> _Task to carry out_: Quote the records beneath, complete and exact. Leave out images.

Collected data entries
-- START --
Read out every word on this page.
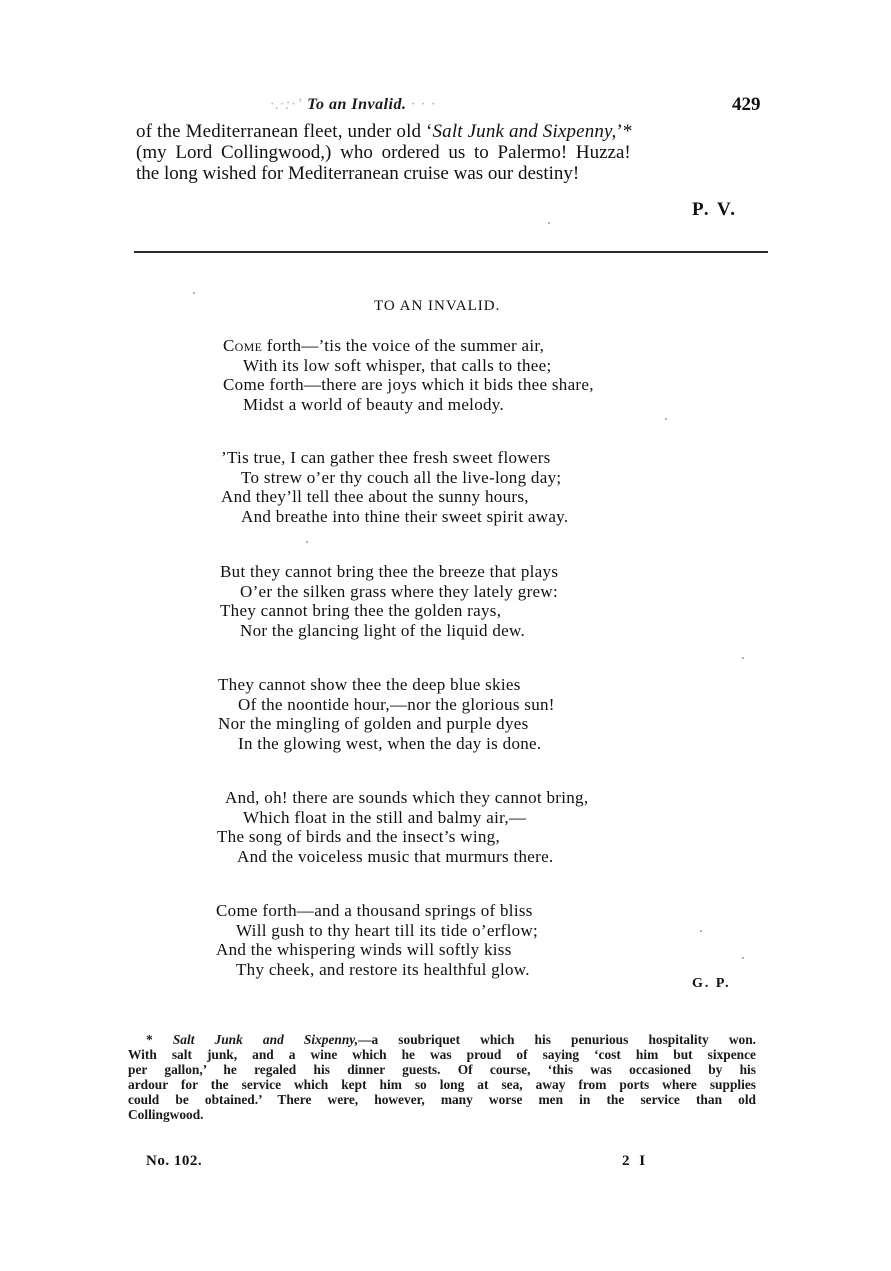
·.·:·’ To an Invalid. · · ·	429
of the Mediterranean fleet, under old ‘Salt Junk and Sixpenny,’*
(my Lord Collingwood,) who ordered us to Palermo! Huzza!
the long wished for Mediterranean cruise was our destiny!
P. V.
TO AN INVALID.
Come forth—’tis the voice of the summer air,
With its low soft whisper, that calls to thee;
Come forth—there are joys which it bids thee share,
Midst a world of beauty and melody.
’Tis true, I can gather thee fresh sweet flowers
To strew o’er thy couch all the live-long day;
And they’ll tell thee about the sunny hours,
And breathe into thine their sweet spirit away.
But they cannot bring thee the breeze that plays
O’er the silken grass where they lately grew:
They cannot bring thee the golden rays,
Nor the glancing light of the liquid dew.
They cannot show thee the deep blue skies
Of the noontide hour,—nor the glorious sun!
Nor the mingling of golden and purple dyes
In the glowing west, when the day is done.
And, oh! there are sounds which they cannot bring,
Which float in the still and balmy air,—
The song of birds and the insect’s wing,
And the voiceless music that murmurs there.
Come forth—and a thousand springs of bliss
Will gush to thy heart till its tide o’erflow;
And the whispering winds will softly kiss
Thy cheek, and restore its healthful glow.
G. P.
* Salt Junk and Sixpenny,—a soubriquet which his penurious hospitality won.
With salt junk, and a wine which he was proud of saying ‘cost him but sixpence
per gallon,’ he regaled his dinner guests. Of course, ‘this was occasioned by his
ardour for the service which kept him so long at sea, away from ports where supplies
could be obtained.’ There were, however, many worse men in the service than old
Collingwood.
No. 102.	2 I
-- END --
> _Problem solution_:
Read out every word on this page.
·.·:·’ To an Invalid. · · ·	429
of the Mediterranean fleet, under old ‘Salt Junk and Sixpenny,’*
(my Lord Collingwood,) who ordered us to Palermo! Huzza!
the long wished for Mediterranean cruise was our destiny!
P. V.
TO AN INVALID.
Come forth—’tis the voice of the summer air,
With its low soft whisper, that calls to thee;
Come forth—there are joys which it bids thee share,
Midst a world of beauty and melody.
’Tis true, I can gather thee fresh sweet flowers
To strew o’er thy couch all the live-long day;
And they’ll tell thee about the sunny hours,
And breathe into thine their sweet spirit away.
But they cannot bring thee the breeze that plays
O’er the silken grass where they lately grew:
They cannot bring thee the golden rays,
Nor the glancing light of the liquid dew.
They cannot show thee the deep blue skies
Of the noontide hour,—nor the glorious sun!
Nor the mingling of golden and purple dyes
In the glowing west, when the day is done.
And, oh! there are sounds which they cannot bring,
Which float in the still and balmy air,—
The song of birds and the insect’s wing,
And the voiceless music that murmurs there.
Come forth—and a thousand springs of bliss
Will gush to thy heart till its tide o’erflow;
And the whispering winds will softly kiss
Thy cheek, and restore its healthful glow.
G. P.
* Salt Junk and Sixpenny,—a soubriquet which his penurious hospitality won.
With salt junk, and a wine which he was proud of saying ‘cost him but sixpence
per gallon,’ he regaled his dinner guests. Of course, ‘this was occasioned by his
ardour for the service which kept him so long at sea, away from ports where supplies
could be obtained.’ There were, however, many worse men in the service than old
Collingwood.
No. 102.	2 I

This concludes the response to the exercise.